**To do**: Swap every "comment-action-link" in the entries below for "action-link", changing nothing else. Leave the pictures out of your copy.

**Stored data**:
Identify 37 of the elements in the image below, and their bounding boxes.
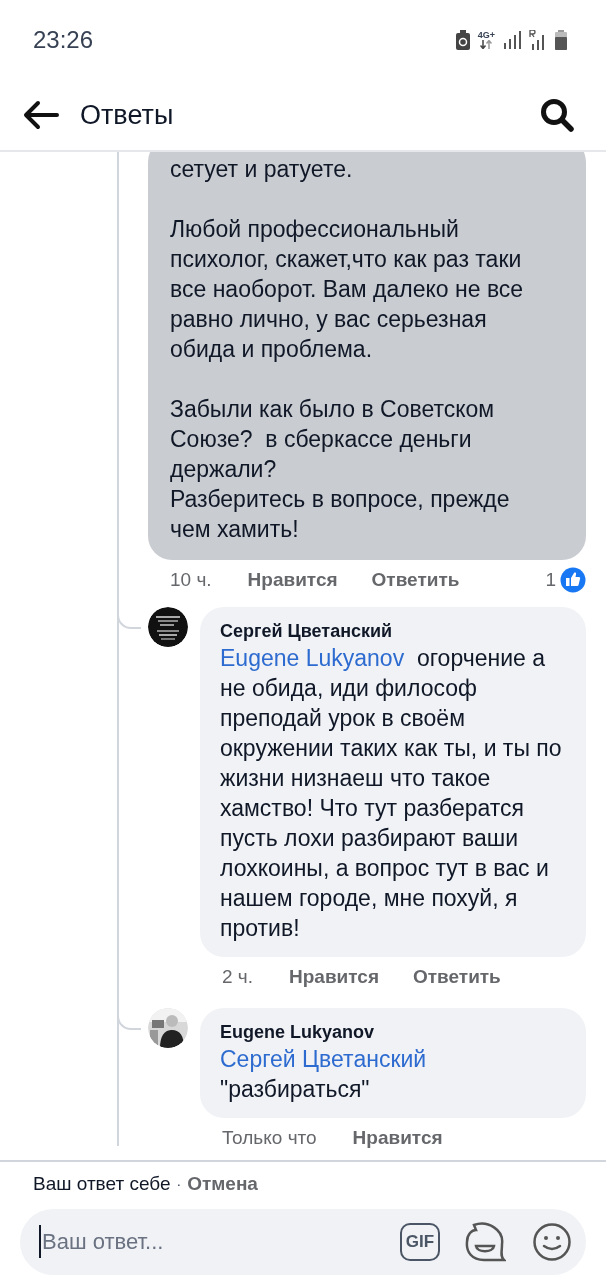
comment-action-link[interactable]: Ответить (371, 565, 460, 595)
comment-text: Разберитесь в вопросе, прежде чем хамить! (170, 485, 511, 544)
comment-action-link[interactable]: Ответить (413, 962, 501, 992)
like-count: 1 (545, 567, 556, 592)
mention-link[interactable]: Сергей Цветанский (220, 1046, 427, 1072)
reply-context: Ваш ответ себе (33, 1172, 171, 1196)
battery-saver-icon (455, 30, 470, 50)
author-name: Eugene Lukyanov (220, 1021, 376, 1044)
search-button[interactable] (538, 96, 576, 134)
comment-text: сетует и ратуете. (170, 155, 354, 184)
cancel-link[interactable]: Отмена (187, 1170, 258, 1199)
battery-icon (555, 30, 567, 50)
comment-text: Забыли как было в Советском Союзе? в сберкассе деньги держали? (170, 395, 496, 484)
separator-dot: · (176, 1174, 182, 1194)
comment-action-link[interactable]: Нравится (247, 565, 338, 595)
reply-field[interactable]: Ваш ответ... GIF (20, 1208, 586, 1275)
comment-action-link[interactable]: Нравится (289, 962, 379, 992)
comment-time: 10 ч. (170, 567, 212, 592)
emoji-icon[interactable] (532, 1221, 572, 1262)
gif-button[interactable]: GIF (400, 1222, 440, 1261)
comment-text: Любой профессиональный психолог, скажет,что как раз таки все наоборот. Вам далеко не все равно лично, у вас серьезная обида и проблема. (170, 215, 525, 364)
mention-link[interactable]: Eugene Lukyanov (220, 645, 405, 671)
signal-icon (503, 31, 521, 49)
page-title: Ответы (80, 98, 175, 132)
sticker-icon[interactable] (464, 1221, 506, 1262)
reply-text: Eugene Lukyanov огорчение а не обида, иди философ преподай урок в своём окружении таких как ты, и ты по жизни низнаеш что такое хамство! Что тут разбератся пусть лохи разбирают ваши лохкоины, а вопрос тут в вас и нашем городе, мне похуй, я против! (220, 644, 563, 943)
comment-action-link[interactable]: Нравится (352, 1123, 443, 1153)
comment-time: 2 ч. (222, 964, 254, 989)
reply-text: Сергей Цветанский "разбираться" (220, 1045, 428, 1104)
like-reaction-icon (560, 567, 586, 593)
network-type: 4G+ (477, 31, 495, 40)
reply-input[interactable]: Ваш ответ... (39, 1225, 392, 1258)
author-name: Сергей Цветанский (220, 620, 394, 643)
comment-time: Только что (222, 1125, 317, 1150)
status-time: 23:26 (33, 25, 94, 55)
roaming-signal-icon (529, 30, 547, 50)
data-arrows-icon (480, 40, 493, 49)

**The reply**:
Identify 37 of the elements in the image below, and their bounding boxes.
action-link[interactable]: Ответить (371, 565, 460, 595)
comment-text: Разберитесь в вопросе, прежде чем хамить! (170, 485, 511, 544)
action-link[interactable]: Ответить (413, 962, 501, 992)
like-count: 1 (545, 567, 556, 592)
mention-link[interactable]: Сергей Цветанский (220, 1046, 427, 1072)
reply-context: Ваш ответ себе (33, 1172, 171, 1196)
battery-saver-icon (455, 30, 470, 50)
author-name: Eugene Lukyanov (220, 1021, 376, 1044)
search-button[interactable] (538, 96, 576, 134)
comment-text: сетует и ратуете. (170, 155, 354, 184)
cancel-link[interactable]: Отмена (187, 1170, 258, 1199)
battery-icon (555, 30, 567, 50)
comment-text: Забыли как было в Советском Союзе? в сберкассе деньги держали? (170, 395, 496, 484)
separator-dot: · (176, 1174, 182, 1194)
action-link[interactable]: Нравится (247, 565, 338, 595)
reply-field[interactable]: Ваш ответ... GIF (20, 1208, 586, 1275)
action-link[interactable]: Нравится (289, 962, 379, 992)
comment-time: 10 ч. (170, 567, 212, 592)
emoji-icon[interactable] (532, 1221, 572, 1262)
gif-button[interactable]: GIF (400, 1222, 440, 1261)
comment-text: Любой профессиональный психолог, скажет,что как раз таки все наоборот. Вам далеко не все равно лично, у вас серьезная обида и проблема. (170, 215, 525, 364)
mention-link[interactable]: Eugene Lukyanov (220, 645, 405, 671)
signal-icon (503, 31, 521, 49)
page-title: Ответы (80, 98, 175, 132)
sticker-icon[interactable] (464, 1221, 506, 1262)
reply-text: Eugene Lukyanov огорчение а не обида, иди философ преподай урок в своём окружении таких как ты, и ты по жизни низнаеш что такое хамство! Что тут разбератся пусть лохи разбирают ваши лохкоины, а вопрос тут в вас и нашем городе, мне похуй, я против! (220, 644, 563, 943)
action-link[interactable]: Нравится (352, 1123, 443, 1153)
comment-time: 2 ч. (222, 964, 254, 989)
reply-text: Сергей Цветанский "разбираться" (220, 1045, 428, 1104)
like-reaction-icon (560, 567, 586, 593)
network-type: 4G+ (477, 31, 495, 40)
reply-input[interactable]: Ваш ответ... (39, 1225, 392, 1258)
author-name: Сергей Цветанский (220, 620, 394, 643)
comment-time: Только что (222, 1125, 317, 1150)
status-time: 23:26 (33, 25, 94, 55)
roaming-signal-icon (529, 30, 547, 50)
data-arrows-icon (480, 40, 493, 49)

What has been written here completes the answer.